Problem statement →
Retype the whole listing verbatim and keep the pictures out of it.

>> start

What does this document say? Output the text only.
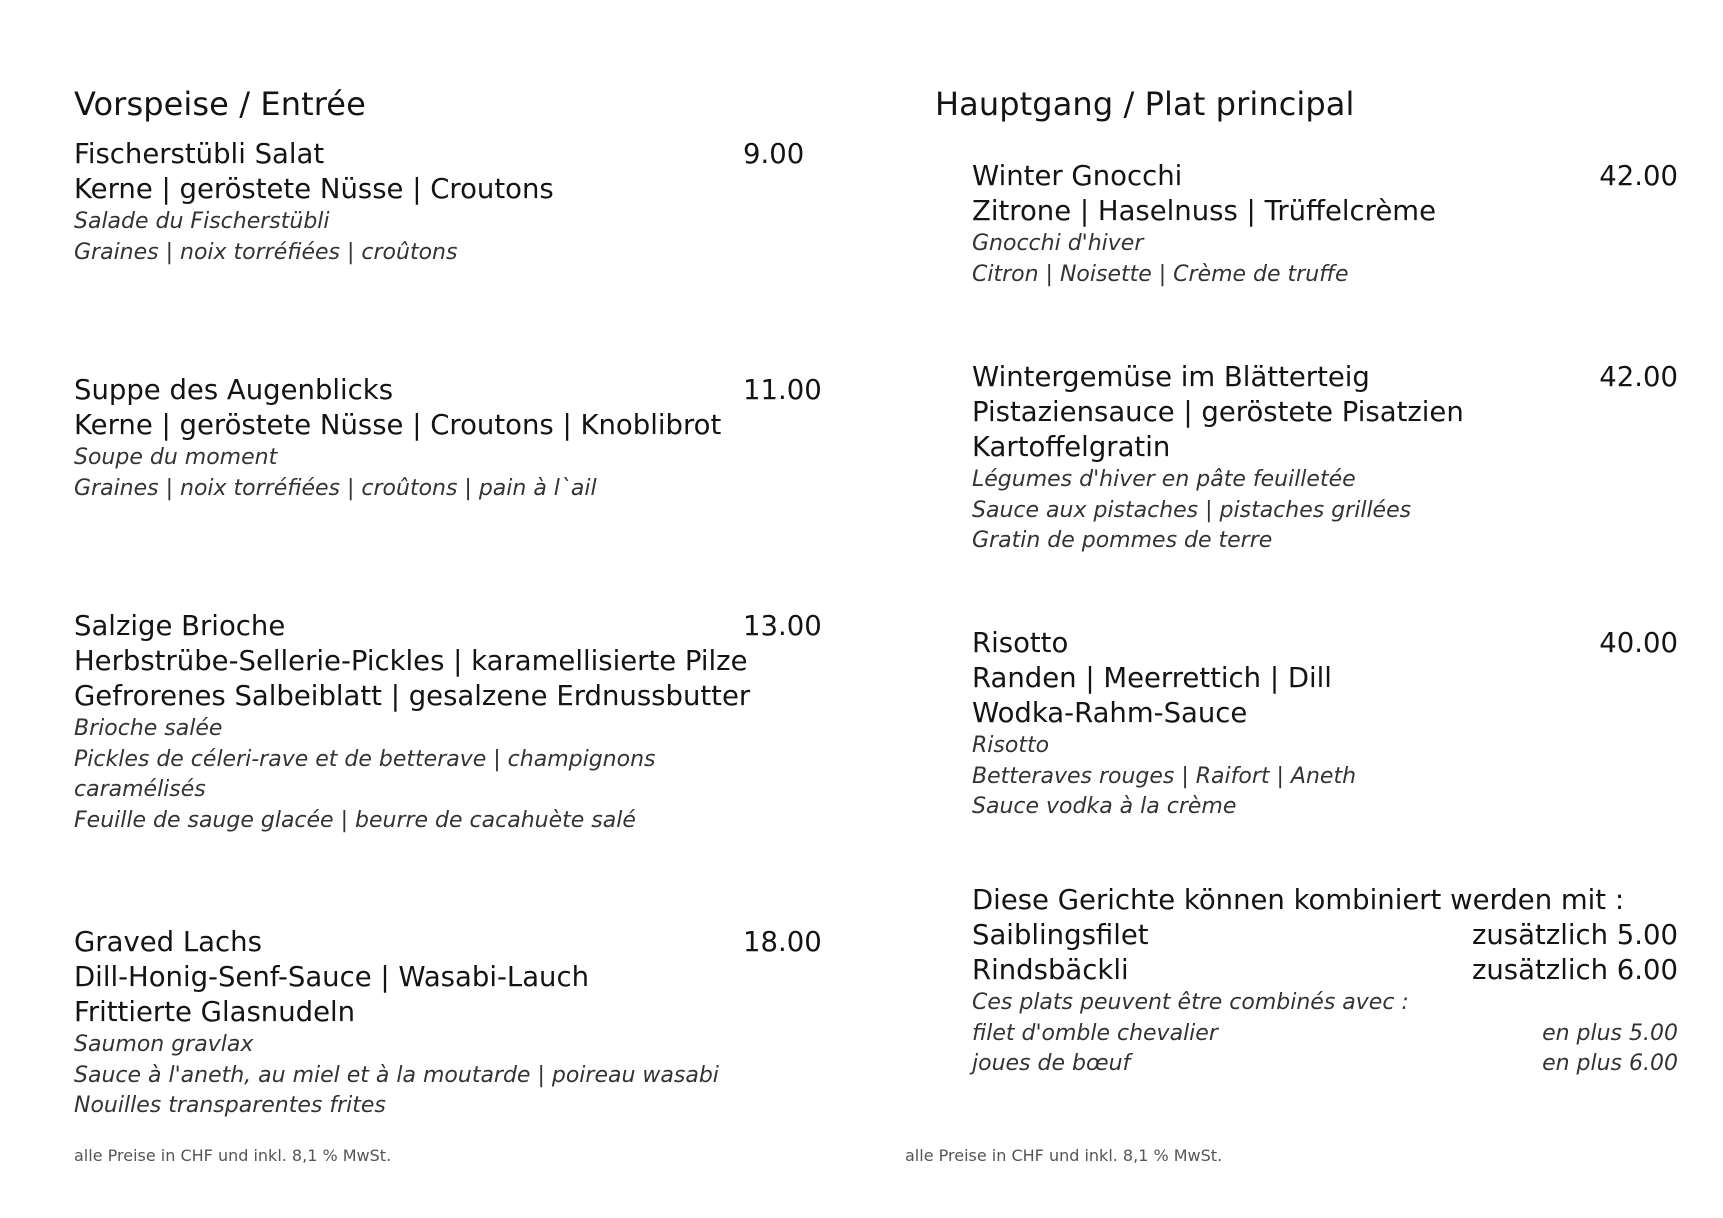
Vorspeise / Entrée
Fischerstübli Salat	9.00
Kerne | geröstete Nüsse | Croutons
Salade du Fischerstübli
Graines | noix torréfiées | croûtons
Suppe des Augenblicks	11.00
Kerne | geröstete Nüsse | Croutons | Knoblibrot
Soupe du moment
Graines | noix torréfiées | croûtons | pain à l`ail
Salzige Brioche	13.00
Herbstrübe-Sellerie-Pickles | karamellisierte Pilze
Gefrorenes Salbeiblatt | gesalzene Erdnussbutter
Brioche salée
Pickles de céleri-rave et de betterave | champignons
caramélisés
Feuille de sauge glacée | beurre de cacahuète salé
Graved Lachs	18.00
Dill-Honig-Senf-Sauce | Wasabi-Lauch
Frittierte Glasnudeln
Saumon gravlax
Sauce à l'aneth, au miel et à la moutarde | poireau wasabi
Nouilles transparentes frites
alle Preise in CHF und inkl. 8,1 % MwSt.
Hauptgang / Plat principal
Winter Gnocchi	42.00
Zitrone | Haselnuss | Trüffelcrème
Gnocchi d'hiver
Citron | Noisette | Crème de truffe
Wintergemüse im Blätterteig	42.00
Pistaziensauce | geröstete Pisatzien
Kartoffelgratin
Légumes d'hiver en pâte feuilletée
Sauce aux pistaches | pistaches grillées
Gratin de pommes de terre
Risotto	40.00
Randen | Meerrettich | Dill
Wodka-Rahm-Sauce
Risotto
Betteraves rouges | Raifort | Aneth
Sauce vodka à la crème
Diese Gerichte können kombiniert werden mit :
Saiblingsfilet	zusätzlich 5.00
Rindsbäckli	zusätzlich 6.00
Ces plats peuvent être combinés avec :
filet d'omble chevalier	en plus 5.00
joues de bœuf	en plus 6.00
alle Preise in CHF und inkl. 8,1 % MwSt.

>> end

Complete output →
What does this document say? Output the text only.
Vorspeise / Entrée
Fischerstübli Salat	9.00
Kerne | geröstete Nüsse | Croutons
Salade du Fischerstübli
Graines | noix torréfiées | croûtons
Suppe des Augenblicks	11.00
Kerne | geröstete Nüsse | Croutons | Knoblibrot
Soupe du moment
Graines | noix torréfiées | croûtons | pain à l`ail
Salzige Brioche	13.00
Herbstrübe-Sellerie-Pickles | karamellisierte Pilze
Gefrorenes Salbeiblatt | gesalzene Erdnussbutter
Brioche salée
Pickles de céleri-rave et de betterave | champignons
caramélisés
Feuille de sauge glacée | beurre de cacahuète salé
Graved Lachs	18.00
Dill-Honig-Senf-Sauce | Wasabi-Lauch
Frittierte Glasnudeln
Saumon gravlax
Sauce à l'aneth, au miel et à la moutarde | poireau wasabi
Nouilles transparentes frites
alle Preise in CHF und inkl. 8,1 % MwSt.
Hauptgang / Plat principal
Winter Gnocchi	42.00
Zitrone | Haselnuss | Trüffelcrème
Gnocchi d'hiver
Citron | Noisette | Crème de truffe
Wintergemüse im Blätterteig	42.00
Pistaziensauce | geröstete Pisatzien
Kartoffelgratin
Légumes d'hiver en pâte feuilletée
Sauce aux pistaches | pistaches grillées
Gratin de pommes de terre
Risotto	40.00
Randen | Meerrettich | Dill
Wodka-Rahm-Sauce
Risotto
Betteraves rouges | Raifort | Aneth
Sauce vodka à la crème
Diese Gerichte können kombiniert werden mit :
Saiblingsfilet	zusätzlich 5.00
Rindsbäckli	zusätzlich 6.00
Ces plats peuvent être combinés avec :
filet d'omble chevalier	en plus 5.00
joues de bœuf	en plus 6.00
alle Preise in CHF und inkl. 8,1 % MwSt.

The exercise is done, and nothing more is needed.